Short exercise — Exclude the pictures and reproduce the remaining data exactly as written.

* Start *

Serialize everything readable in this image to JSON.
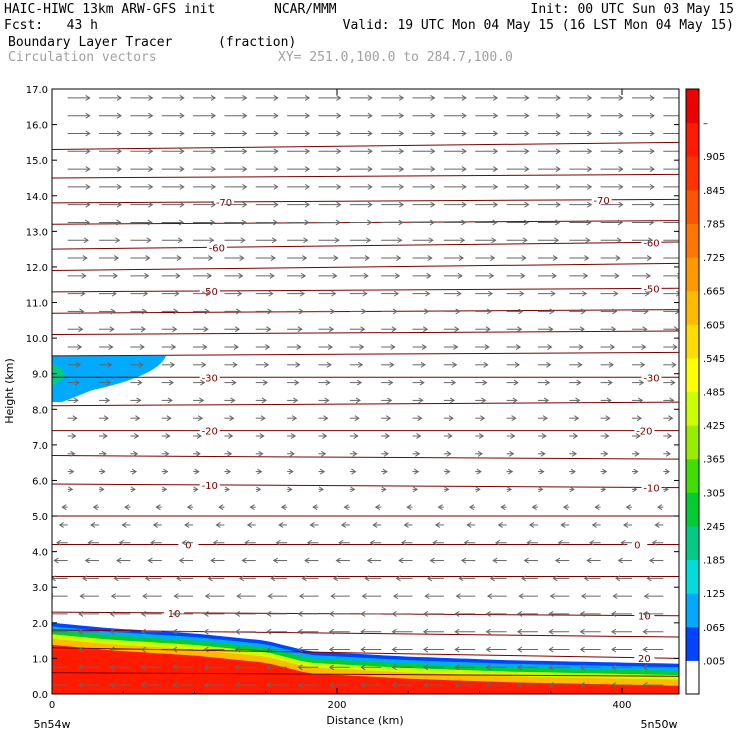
{
  "header": {
    "model": "HAIC-HIWC 13km ARW-GFS init",
    "org": "NCAR/MMM",
    "init": "Init: 00 UTC Sun 03 May 15",
    "fcst_label": "Fcst:",
    "fcst_value": "43 h",
    "valid": "Valid: 19 UTC Mon 04 May 15 (16 LST Mon 04 May 15)",
    "field": "Boundary Layer Tracer",
    "field_units": "(fraction)",
    "vectors": "Circulation vectors",
    "xy": "XY= 251.0,100.0 to 284.7,100.0"
  },
  "chart_data": {
    "type": "heatmap",
    "xlabel": "Distance (km)",
    "ylabel": "Height (km)",
    "xlim": [
      0,
      440
    ],
    "ylim": [
      0,
      17
    ],
    "x_ticks": [
      0,
      200,
      400
    ],
    "y_ticks": [
      "0.0",
      "1.0",
      "2.0",
      "3.0",
      "4.0",
      "5.0",
      "6.0",
      "7.0",
      "8.0",
      "9.0",
      "10.0",
      "11.0",
      "12.0",
      "13.0",
      "14.0",
      "15.0",
      "16.0",
      "17.0"
    ],
    "endpoints": {
      "left": "5n54w",
      "right": "5n50w"
    },
    "colorbar": {
      "labels": [
        ".005",
        ".065",
        ".125",
        ".185",
        ".245",
        ".305",
        ".365",
        ".425",
        ".485",
        ".545",
        ".605",
        ".665",
        ".725",
        ".785",
        ".845",
        ".905",
        "–"
      ],
      "colors": [
        "#ffffff",
        "#0044ff",
        "#00aaff",
        "#00dddd",
        "#00cc88",
        "#00cc33",
        "#44dd00",
        "#99ee00",
        "#ccff00",
        "#ffff00",
        "#ffdd00",
        "#ffbb00",
        "#ff9900",
        "#ff7700",
        "#ff5500",
        "#ff3300",
        "#ff1a00",
        "#ee0000"
      ]
    },
    "temperature_contours": {
      "levels": [
        -80,
        -75,
        -70,
        -65,
        -60,
        -55,
        -50,
        -45,
        -40,
        -35,
        -30,
        -25,
        -20,
        -15,
        -10,
        -5,
        0,
        5,
        10,
        15,
        20,
        25
      ],
      "heights_left": [
        15.3,
        14.5,
        13.8,
        13.2,
        12.5,
        11.9,
        11.3,
        10.7,
        10.1,
        9.5,
        8.9,
        8.1,
        7.4,
        6.7,
        5.9,
        5.0,
        4.2,
        3.3,
        2.3,
        1.8,
        1.3,
        0.6
      ],
      "heights_right": [
        15.5,
        14.6,
        13.9,
        13.3,
        12.7,
        12.1,
        11.4,
        10.8,
        10.2,
        9.6,
        8.9,
        8.2,
        7.4,
        6.6,
        5.8,
        5.0,
        4.2,
        3.3,
        2.2,
        1.6,
        1.0,
        0.5
      ],
      "labels": [
        {
          "level": -70,
          "text": "-70",
          "xs": [
            120,
            385
          ]
        },
        {
          "level": -60,
          "text": "-60",
          "xs": [
            115,
            420
          ]
        },
        {
          "level": -50,
          "text": "-50",
          "xs": [
            110,
            420
          ]
        },
        {
          "level": -30,
          "text": "-30",
          "xs": [
            110,
            420
          ]
        },
        {
          "level": -20,
          "text": "-20",
          "xs": [
            110,
            415
          ]
        },
        {
          "level": -10,
          "text": "-10",
          "xs": [
            110,
            420
          ]
        },
        {
          "level": 0,
          "text": "0",
          "xs": [
            95,
            410
          ]
        },
        {
          "level": 10,
          "text": "10",
          "xs": [
            85,
            415
          ]
        },
        {
          "level": 20,
          "text": "20",
          "xs": [
            415
          ]
        }
      ]
    },
    "tracer": {
      "boundary_layer_top_km": [
        [
          0,
          2.0
        ],
        [
          40,
          1.85
        ],
        [
          100,
          1.7
        ],
        [
          150,
          1.5
        ],
        [
          180,
          1.2
        ],
        [
          250,
          1.05
        ],
        [
          320,
          0.95
        ],
        [
          380,
          0.9
        ],
        [
          440,
          0.85
        ]
      ],
      "bands": [
        {
          "value": 0.005,
          "offset_km": 0.0
        },
        {
          "value": 0.065,
          "offset_km": 0.1
        },
        {
          "value": 0.245,
          "offset_km": 0.2
        },
        {
          "value": 0.425,
          "offset_km": 0.32
        },
        {
          "value": 0.605,
          "offset_km": 0.45
        },
        {
          "value": 0.905,
          "offset_km": 0.62
        }
      ],
      "upper_plume": {
        "x_km": [
          0,
          80
        ],
        "y_km": [
          8.2,
          9.5
        ],
        "value": 0.065
      }
    },
    "vectors": {
      "upper_flow": "eastward",
      "lower_flow": "westward",
      "reversal_height_km": 5.5
    }
  }
}
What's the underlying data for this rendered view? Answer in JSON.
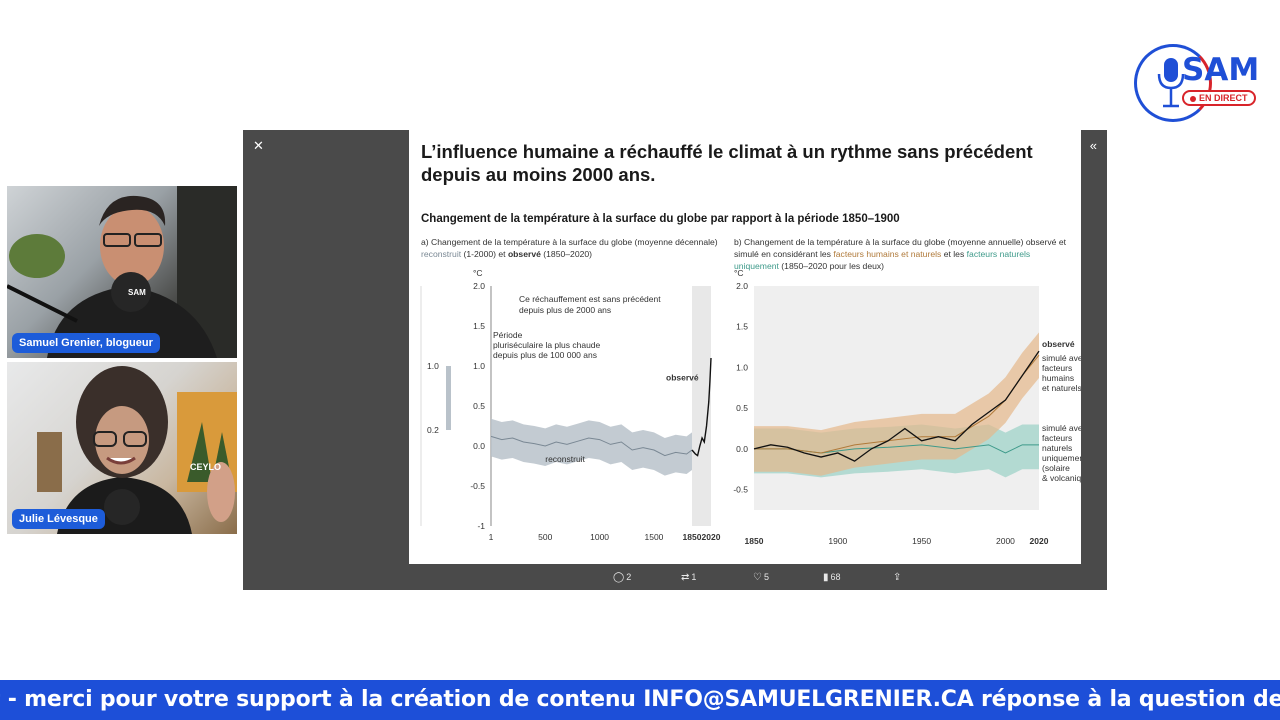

* End *

Result for this task —
Serialize everything readable in this image to JSON.
{
  "header": {
    "model": "HAIC-HIWC 13km ARW-GFS init",
    "org": "NCAR/MMM",
    "init": "Init: 00 UTC Sun 03 May 15",
    "fcst_label": "Fcst:",
    "fcst_value": "43 h",
    "valid": "Valid: 19 UTC Mon 04 May 15 (16 LST Mon 04 May 15)",
    "field": "Boundary Layer Tracer",
    "field_units": "(fraction)",
    "vectors": "Circulation vectors",
    "xy": "XY= 251.0,100.0 to 284.7,100.0"
  },
  "chart_data": {
    "type": "heatmap",
    "xlabel": "Distance (km)",
    "ylabel": "Height (km)",
    "xlim": [
      0,
      440
    ],
    "ylim": [
      0,
      17
    ],
    "x_ticks": [
      0,
      200,
      400
    ],
    "y_ticks": [
      "0.0",
      "1.0",
      "2.0",
      "3.0",
      "4.0",
      "5.0",
      "6.0",
      "7.0",
      "8.0",
      "9.0",
      "10.0",
      "11.0",
      "12.0",
      "13.0",
      "14.0",
      "15.0",
      "16.0",
      "17.0"
    ],
    "endpoints": {
      "left": "5n54w",
      "right": "5n50w"
    },
    "colorbar": {
      "labels": [
        ".005",
        ".065",
        ".125",
        ".185",
        ".245",
        ".305",
        ".365",
        ".425",
        ".485",
        ".545",
        ".605",
        ".665",
        ".725",
        ".785",
        ".845",
        ".905",
        "–"
      ],
      "colors": [
        "#ffffff",
        "#0044ff",
        "#00aaff",
        "#00dddd",
        "#00cc88",
        "#00cc33",
        "#44dd00",
        "#99ee00",
        "#ccff00",
        "#ffff00",
        "#ffdd00",
        "#ffbb00",
        "#ff9900",
        "#ff7700",
        "#ff5500",
        "#ff3300",
        "#ff1a00",
        "#ee0000"
      ]
    },
    "temperature_contours": {
      "levels": [
        -80,
        -75,
        -70,
        -65,
        -60,
        -55,
        -50,
        -45,
        -40,
        -35,
        -30,
        -25,
        -20,
        -15,
        -10,
        -5,
        0,
        5,
        10,
        15,
        20,
        25
      ],
      "heights_left": [
        15.3,
        14.5,
        13.8,
        13.2,
        12.5,
        11.9,
        11.3,
        10.7,
        10.1,
        9.5,
        8.9,
        8.1,
        7.4,
        6.7,
        5.9,
        5.0,
        4.2,
        3.3,
        2.3,
        1.8,
        1.3,
        0.6
      ],
      "heights_right": [
        15.5,
        14.6,
        13.9,
        13.3,
        12.7,
        12.1,
        11.4,
        10.8,
        10.2,
        9.6,
        8.9,
        8.2,
        7.4,
        6.6,
        5.8,
        5.0,
        4.2,
        3.3,
        2.2,
        1.6,
        1.0,
        0.5
      ],
      "labels": [
        {
          "level": -70,
          "text": "-70",
          "xs": [
            120,
            385
          ]
        },
        {
          "level": -60,
          "text": "-60",
          "xs": [
            115,
            420
          ]
        },
        {
          "level": -50,
          "text": "-50",
          "xs": [
            110,
            420
          ]
        },
        {
          "level": -30,
          "text": "-30",
          "xs": [
            110,
            420
          ]
        },
        {
          "level": -20,
          "text": "-20",
          "xs": [
            110,
            415
          ]
        },
        {
          "level": -10,
          "text": "-10",
          "xs": [
            110,
            420
          ]
        },
        {
          "level": 0,
          "text": "0",
          "xs": [
            95,
            410
          ]
        },
        {
          "level": 10,
          "text": "10",
          "xs": [
            85,
            415
          ]
        },
        {
          "level": 20,
          "text": "20",
          "xs": [
            415
          ]
        }
      ]
    },
    "tracer": {
      "boundary_layer_top_km": [
        [
          0,
          2.0
        ],
        [
          40,
          1.85
        ],
        [
          100,
          1.7
        ],
        [
          150,
          1.5
        ],
        [
          180,
          1.2
        ],
        [
          250,
          1.05
        ],
        [
          320,
          0.95
        ],
        [
          380,
          0.9
        ],
        [
          440,
          0.85
        ]
      ],
      "bands": [
        {
          "value": 0.005,
          "offset_km": 0.0
        },
        {
          "value": 0.065,
          "offset_km": 0.1
        },
        {
          "value": 0.245,
          "offset_km": 0.2
        },
        {
          "value": 0.425,
          "offset_km": 0.32
        },
        {
          "value": 0.605,
          "offset_km": 0.45
        },
        {
          "value": 0.905,
          "offset_km": 0.62
        }
      ],
      "upper_plume": {
        "x_km": [
          0,
          80
        ],
        "y_km": [
          8.2,
          9.5
        ],
        "value": 0.065
      }
    },
    "vectors": {
      "upper_flow": "eastward",
      "lower_flow": "westward",
      "reversal_height_km": 5.5
    }
  }
}
What's the underlying data for this rendered view? Answer in JSON.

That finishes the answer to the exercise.